(Recorded data)
────────────────────────────────────────

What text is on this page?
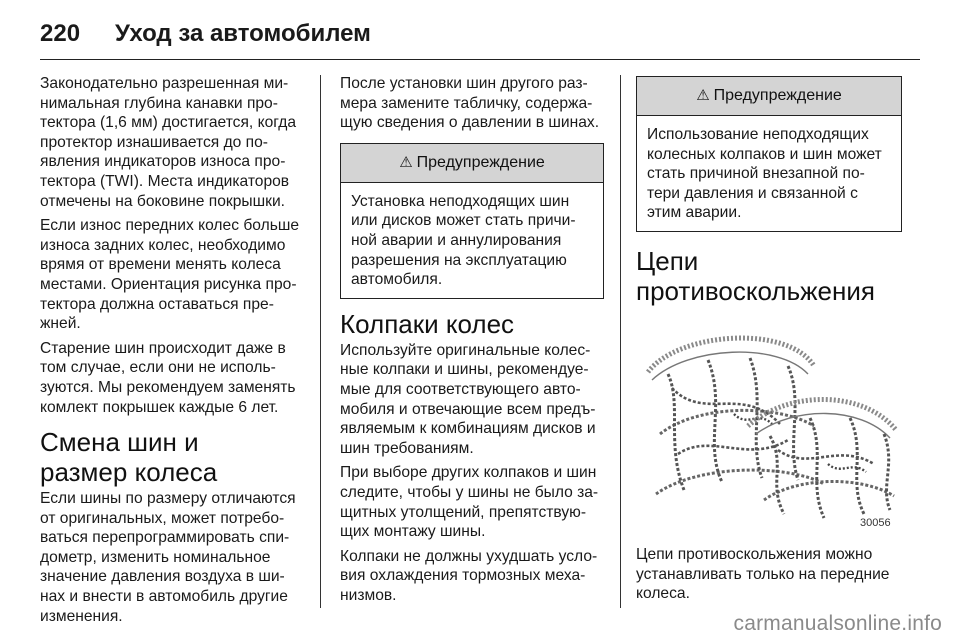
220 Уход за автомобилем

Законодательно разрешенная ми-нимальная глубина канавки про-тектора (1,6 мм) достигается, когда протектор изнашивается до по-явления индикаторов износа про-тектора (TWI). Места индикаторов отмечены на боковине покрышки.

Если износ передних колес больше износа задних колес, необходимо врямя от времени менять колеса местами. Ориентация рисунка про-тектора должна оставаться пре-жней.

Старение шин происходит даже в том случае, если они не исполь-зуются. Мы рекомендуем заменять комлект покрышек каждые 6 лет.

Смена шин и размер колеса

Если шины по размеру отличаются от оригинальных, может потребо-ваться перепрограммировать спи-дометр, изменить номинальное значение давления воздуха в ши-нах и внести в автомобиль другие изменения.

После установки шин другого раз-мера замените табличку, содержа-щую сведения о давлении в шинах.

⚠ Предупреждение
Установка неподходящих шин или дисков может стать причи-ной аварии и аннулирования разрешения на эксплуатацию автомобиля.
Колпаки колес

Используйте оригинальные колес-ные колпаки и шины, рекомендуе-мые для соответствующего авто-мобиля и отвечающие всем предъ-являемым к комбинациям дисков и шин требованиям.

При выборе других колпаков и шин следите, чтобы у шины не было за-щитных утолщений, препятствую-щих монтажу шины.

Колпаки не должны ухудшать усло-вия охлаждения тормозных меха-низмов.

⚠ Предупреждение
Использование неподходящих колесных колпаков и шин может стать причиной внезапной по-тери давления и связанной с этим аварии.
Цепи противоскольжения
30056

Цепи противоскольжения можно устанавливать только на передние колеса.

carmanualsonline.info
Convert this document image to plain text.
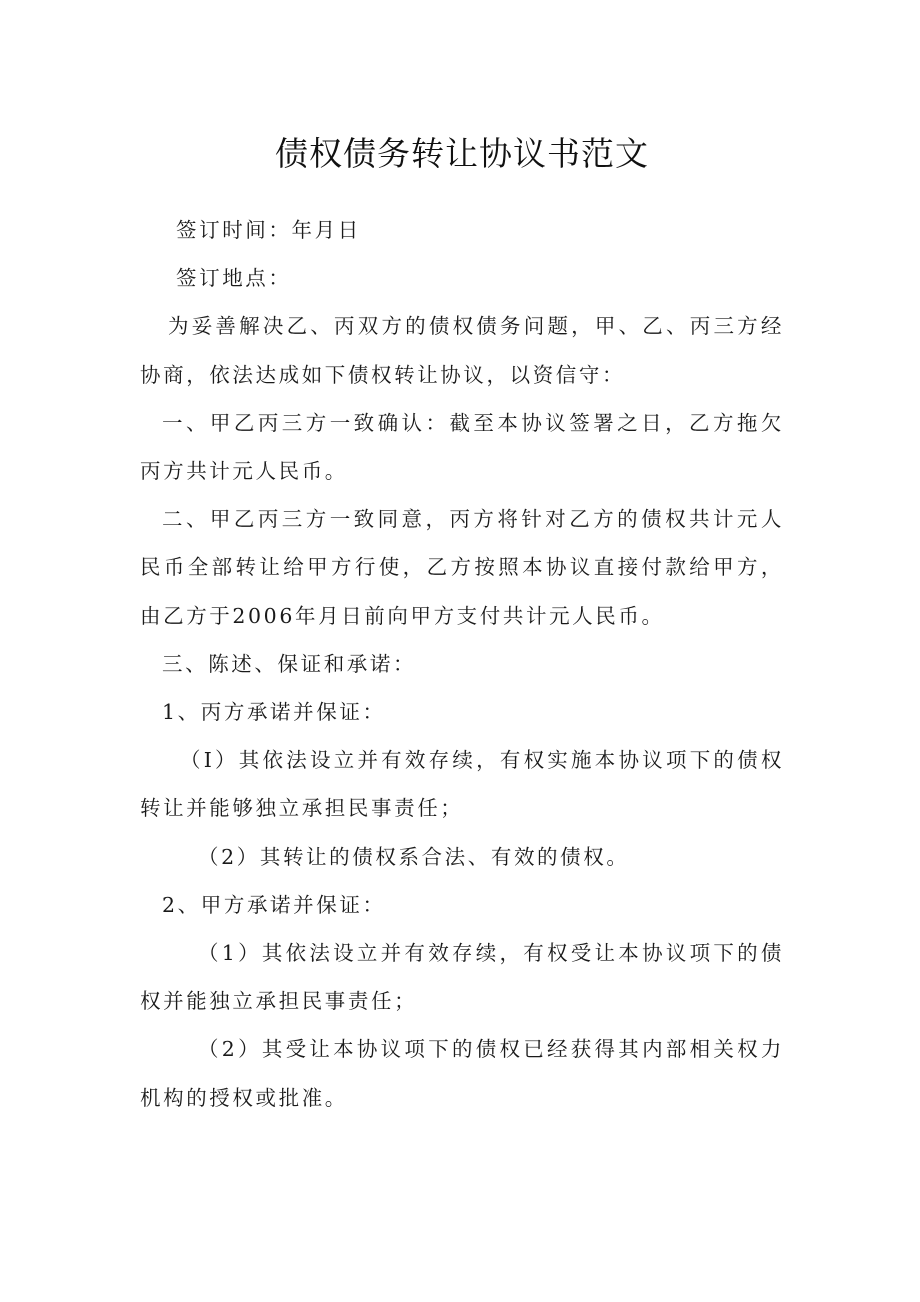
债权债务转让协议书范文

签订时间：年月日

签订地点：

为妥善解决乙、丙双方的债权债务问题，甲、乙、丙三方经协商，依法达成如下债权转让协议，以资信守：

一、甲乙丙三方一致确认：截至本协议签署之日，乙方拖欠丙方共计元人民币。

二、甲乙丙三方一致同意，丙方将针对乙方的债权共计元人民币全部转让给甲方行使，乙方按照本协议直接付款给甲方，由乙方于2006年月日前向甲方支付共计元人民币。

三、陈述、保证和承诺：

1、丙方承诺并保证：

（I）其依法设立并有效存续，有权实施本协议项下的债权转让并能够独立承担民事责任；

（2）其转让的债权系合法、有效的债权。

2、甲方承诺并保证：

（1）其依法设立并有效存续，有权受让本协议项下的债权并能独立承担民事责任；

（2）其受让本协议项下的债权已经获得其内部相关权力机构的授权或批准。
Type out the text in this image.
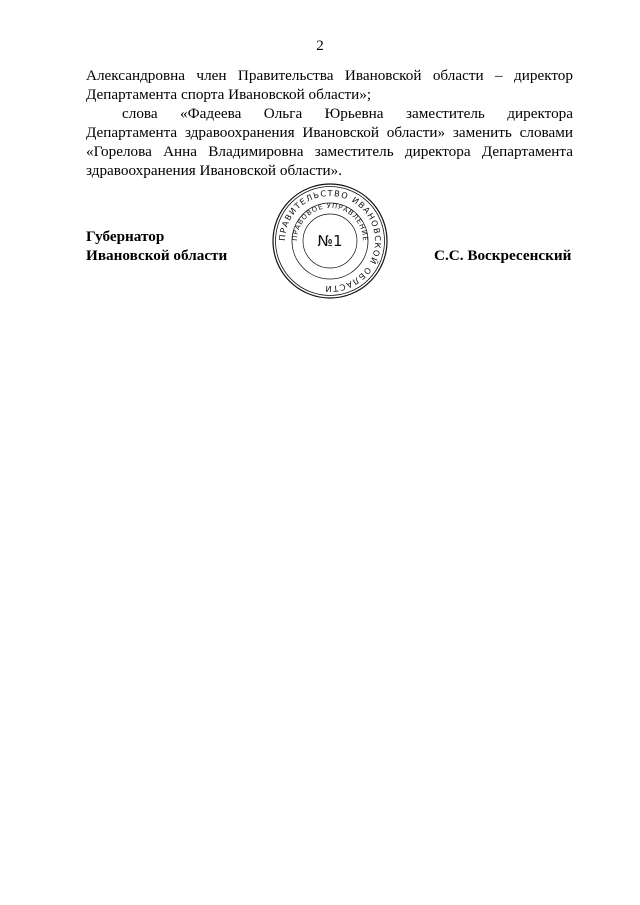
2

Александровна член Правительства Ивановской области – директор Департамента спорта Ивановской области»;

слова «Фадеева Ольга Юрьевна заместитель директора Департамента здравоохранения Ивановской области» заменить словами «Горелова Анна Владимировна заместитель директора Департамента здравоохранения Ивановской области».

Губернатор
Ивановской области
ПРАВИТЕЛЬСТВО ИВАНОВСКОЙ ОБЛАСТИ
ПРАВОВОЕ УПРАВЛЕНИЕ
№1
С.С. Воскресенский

────────────────────────────────────────

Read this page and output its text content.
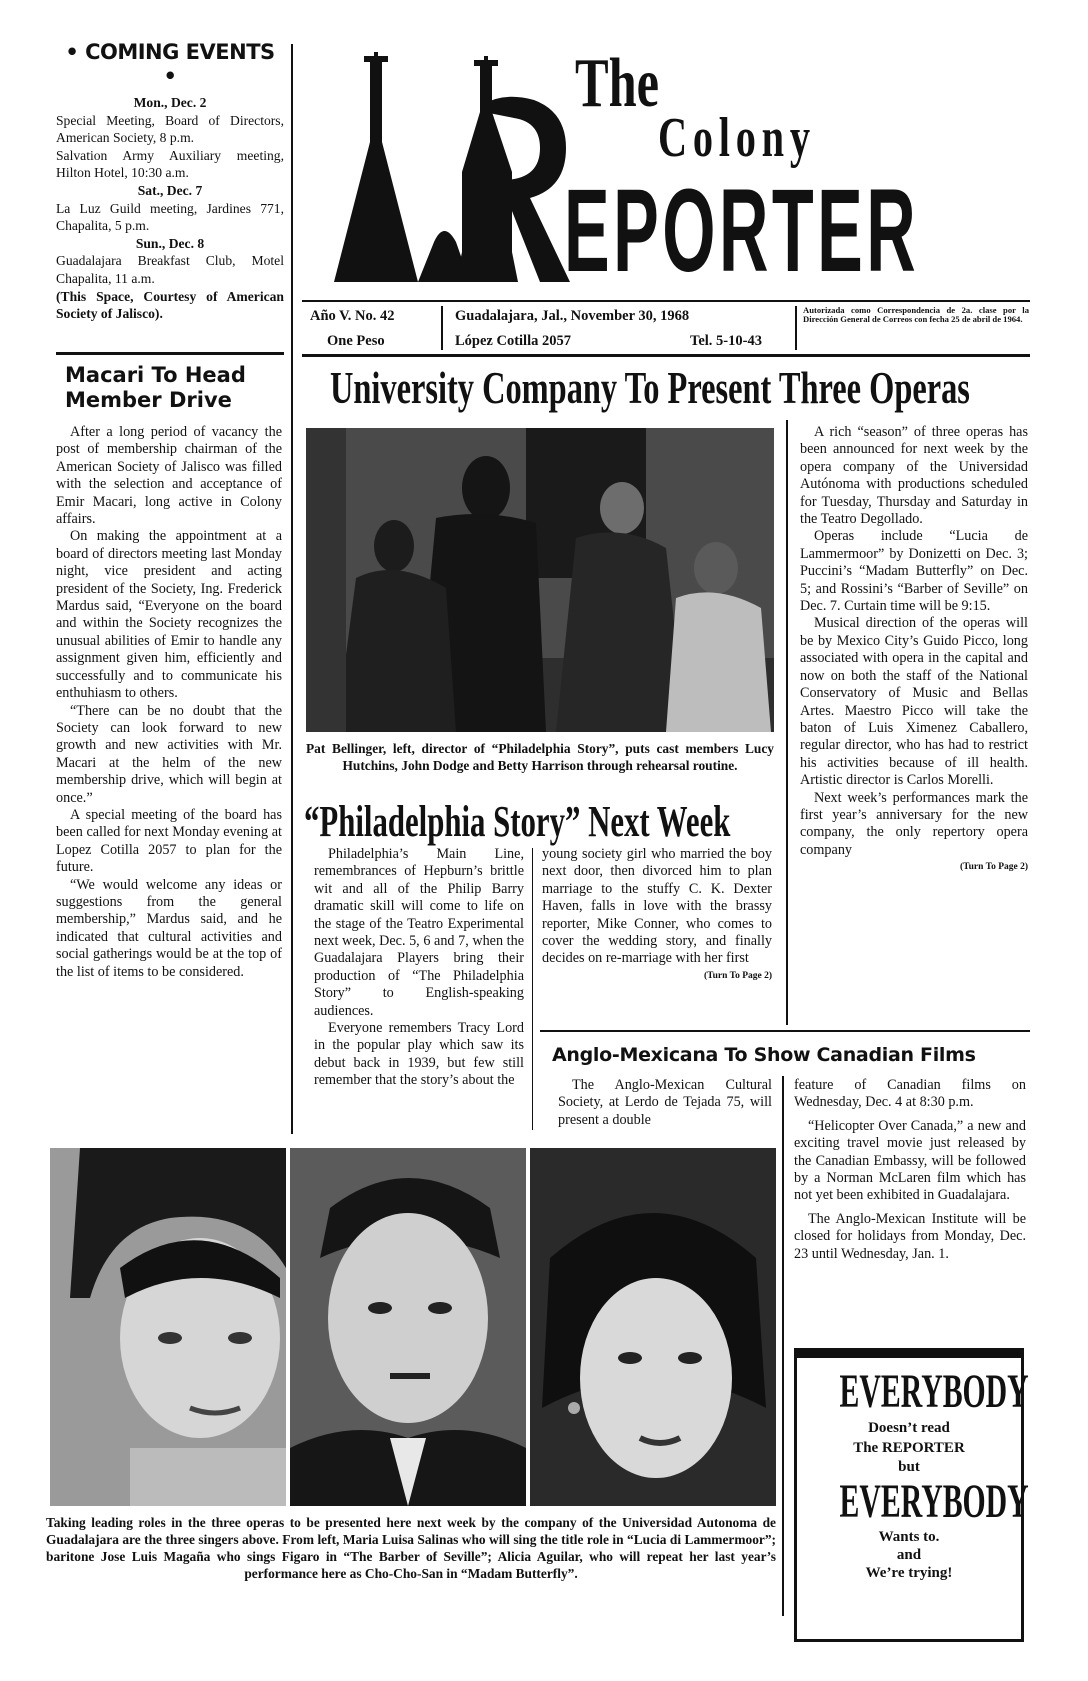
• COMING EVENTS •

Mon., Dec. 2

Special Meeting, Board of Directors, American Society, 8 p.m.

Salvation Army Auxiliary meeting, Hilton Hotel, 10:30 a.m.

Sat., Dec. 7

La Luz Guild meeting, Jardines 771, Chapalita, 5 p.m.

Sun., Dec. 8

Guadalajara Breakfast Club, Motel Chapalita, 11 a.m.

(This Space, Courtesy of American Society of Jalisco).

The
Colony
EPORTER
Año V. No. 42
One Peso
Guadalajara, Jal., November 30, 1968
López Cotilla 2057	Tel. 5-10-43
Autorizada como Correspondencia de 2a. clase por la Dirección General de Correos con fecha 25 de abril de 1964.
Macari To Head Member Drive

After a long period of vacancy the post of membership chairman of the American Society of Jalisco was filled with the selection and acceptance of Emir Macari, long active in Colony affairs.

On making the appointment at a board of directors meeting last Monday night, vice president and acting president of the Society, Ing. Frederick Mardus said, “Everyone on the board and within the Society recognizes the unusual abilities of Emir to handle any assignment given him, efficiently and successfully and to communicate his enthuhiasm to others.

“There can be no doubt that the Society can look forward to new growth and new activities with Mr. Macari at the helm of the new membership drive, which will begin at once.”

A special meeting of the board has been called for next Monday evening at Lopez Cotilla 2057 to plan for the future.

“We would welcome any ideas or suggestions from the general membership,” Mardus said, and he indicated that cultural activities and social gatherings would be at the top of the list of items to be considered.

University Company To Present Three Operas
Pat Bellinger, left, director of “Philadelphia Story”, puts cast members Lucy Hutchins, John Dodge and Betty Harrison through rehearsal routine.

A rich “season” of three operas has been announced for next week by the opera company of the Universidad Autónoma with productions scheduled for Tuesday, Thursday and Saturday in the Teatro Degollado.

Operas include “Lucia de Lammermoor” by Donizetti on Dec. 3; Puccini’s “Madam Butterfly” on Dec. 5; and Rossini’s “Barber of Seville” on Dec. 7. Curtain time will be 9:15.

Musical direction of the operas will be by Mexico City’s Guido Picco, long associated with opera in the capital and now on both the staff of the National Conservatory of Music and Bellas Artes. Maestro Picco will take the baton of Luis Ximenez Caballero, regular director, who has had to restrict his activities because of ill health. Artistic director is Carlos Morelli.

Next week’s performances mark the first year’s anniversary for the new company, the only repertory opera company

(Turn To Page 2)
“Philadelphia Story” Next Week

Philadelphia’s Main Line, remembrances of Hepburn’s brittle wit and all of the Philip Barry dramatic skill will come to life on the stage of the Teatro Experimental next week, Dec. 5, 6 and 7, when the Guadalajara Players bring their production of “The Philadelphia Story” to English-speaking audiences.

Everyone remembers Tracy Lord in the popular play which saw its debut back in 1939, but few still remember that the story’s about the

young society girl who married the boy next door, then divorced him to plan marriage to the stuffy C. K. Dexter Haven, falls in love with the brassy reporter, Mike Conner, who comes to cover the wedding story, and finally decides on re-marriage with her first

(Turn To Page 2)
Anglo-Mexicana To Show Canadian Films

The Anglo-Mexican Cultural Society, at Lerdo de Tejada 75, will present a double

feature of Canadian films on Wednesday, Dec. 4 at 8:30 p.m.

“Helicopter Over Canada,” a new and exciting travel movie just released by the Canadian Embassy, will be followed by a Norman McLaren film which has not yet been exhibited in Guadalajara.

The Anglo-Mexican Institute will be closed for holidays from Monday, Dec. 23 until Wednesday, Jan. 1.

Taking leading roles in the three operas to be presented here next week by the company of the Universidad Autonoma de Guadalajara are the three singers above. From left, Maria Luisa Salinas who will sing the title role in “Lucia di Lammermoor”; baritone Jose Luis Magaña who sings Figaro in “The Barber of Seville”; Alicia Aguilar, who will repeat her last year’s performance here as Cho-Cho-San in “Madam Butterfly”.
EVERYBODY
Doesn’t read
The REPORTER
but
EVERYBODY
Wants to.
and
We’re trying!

────────────────────────────────────────

## [WORK INSTRUCTIONS]
Among the lines of the data, identify those with the word "Colony". Copy each of them.

## [FINISHED ANSWER]
Colony
After a long period of vacancy the post of membership chairman of the American Society of Jalisco was filled with the selection and acceptance of Emir Macari, long active in Colony affairs.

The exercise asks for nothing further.